:: Aim ::
Are you able to retype all the records below exactly?

:: Records for processing ::
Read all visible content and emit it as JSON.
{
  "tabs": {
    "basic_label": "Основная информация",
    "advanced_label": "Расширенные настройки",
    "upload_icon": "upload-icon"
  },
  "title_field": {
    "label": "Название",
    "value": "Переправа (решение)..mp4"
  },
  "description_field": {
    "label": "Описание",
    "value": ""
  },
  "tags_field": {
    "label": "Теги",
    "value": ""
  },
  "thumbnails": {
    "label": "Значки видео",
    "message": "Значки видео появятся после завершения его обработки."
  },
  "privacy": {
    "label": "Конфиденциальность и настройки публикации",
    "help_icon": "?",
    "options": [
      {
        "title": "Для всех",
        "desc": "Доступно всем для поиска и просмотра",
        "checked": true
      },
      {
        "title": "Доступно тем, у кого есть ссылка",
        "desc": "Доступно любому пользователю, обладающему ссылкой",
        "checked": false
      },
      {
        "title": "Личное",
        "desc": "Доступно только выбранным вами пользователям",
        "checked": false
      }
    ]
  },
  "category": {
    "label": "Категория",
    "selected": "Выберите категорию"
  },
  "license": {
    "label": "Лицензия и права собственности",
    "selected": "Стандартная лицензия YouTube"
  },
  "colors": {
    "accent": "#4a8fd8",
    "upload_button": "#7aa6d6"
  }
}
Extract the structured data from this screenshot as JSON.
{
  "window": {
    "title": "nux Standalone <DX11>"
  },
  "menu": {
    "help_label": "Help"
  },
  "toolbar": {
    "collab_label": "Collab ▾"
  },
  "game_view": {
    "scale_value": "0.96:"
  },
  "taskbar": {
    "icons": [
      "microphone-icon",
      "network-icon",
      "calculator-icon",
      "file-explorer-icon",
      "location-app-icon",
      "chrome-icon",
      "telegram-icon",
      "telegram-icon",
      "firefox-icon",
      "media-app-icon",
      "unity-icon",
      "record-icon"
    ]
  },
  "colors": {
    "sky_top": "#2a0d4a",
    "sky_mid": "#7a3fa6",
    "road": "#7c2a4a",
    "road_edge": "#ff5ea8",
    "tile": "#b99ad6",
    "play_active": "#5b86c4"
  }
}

:: Output ::
Read all visible content and emit it as JSON.
{
  "tabs": {
    "basic_label": "Основная информация",
    "advanced_label": "Расширенные настройки",
    "upload_icon": "upload-icon"
  },
  "title_field": {
    "label": "Название",
    "value": "Переправа (решение)..mp4"
  },
  "description_field": {
    "label": "Описание",
    "value": ""
  },
  "tags_field": {
    "label": "Теги",
    "value": ""
  },
  "thumbnails": {
    "label": "Значки видео",
    "message": "Значки видео появятся после завершения его обработки."
  },
  "privacy": {
    "label": "Конфиденциальность и настройки публикации",
    "help_icon": "?",
    "options": [
      {
        "title": "Для всех",
        "desc": "Доступно всем для поиска и просмотра",
        "checked": true
      },
      {
        "title": "Доступно тем, у кого есть ссылка",
        "desc": "Доступно любому пользователю, обладающему ссылкой",
        "checked": false
      },
      {
        "title": "Личное",
        "desc": "Доступно только выбранным вами пользователям",
        "checked": false
      }
    ]
  },
  "category": {
    "label": "Категория",
    "selected": "Выберите категорию"
  },
  "license": {
    "label": "Лицензия и права собственности",
    "selected": "Стандартная лицензия YouTube"
  },
  "colors": {
    "accent": "#4a8fd8",
    "upload_button": "#7aa6d6"
  }
}
Extract the structured data from this screenshot as JSON.
{
  "window": {
    "title": "nux Standalone <DX11>"
  },
  "menu": {
    "help_label": "Help"
  },
  "toolbar": {
    "collab_label": "Collab ▾"
  },
  "game_view": {
    "scale_value": "0.96:"
  },
  "taskbar": {
    "icons": [
      "microphone-icon",
      "network-icon",
      "calculator-icon",
      "file-explorer-icon",
      "location-app-icon",
      "chrome-icon",
      "telegram-icon",
      "telegram-icon",
      "firefox-icon",
      "media-app-icon",
      "unity-icon",
      "record-icon"
    ]
  },
  "colors": {
    "sky_top": "#2a0d4a",
    "sky_mid": "#7a3fa6",
    "road": "#7c2a4a",
    "road_edge": "#ff5ea8",
    "tile": "#b99ad6",
    "play_active": "#5b86c4"
  }
}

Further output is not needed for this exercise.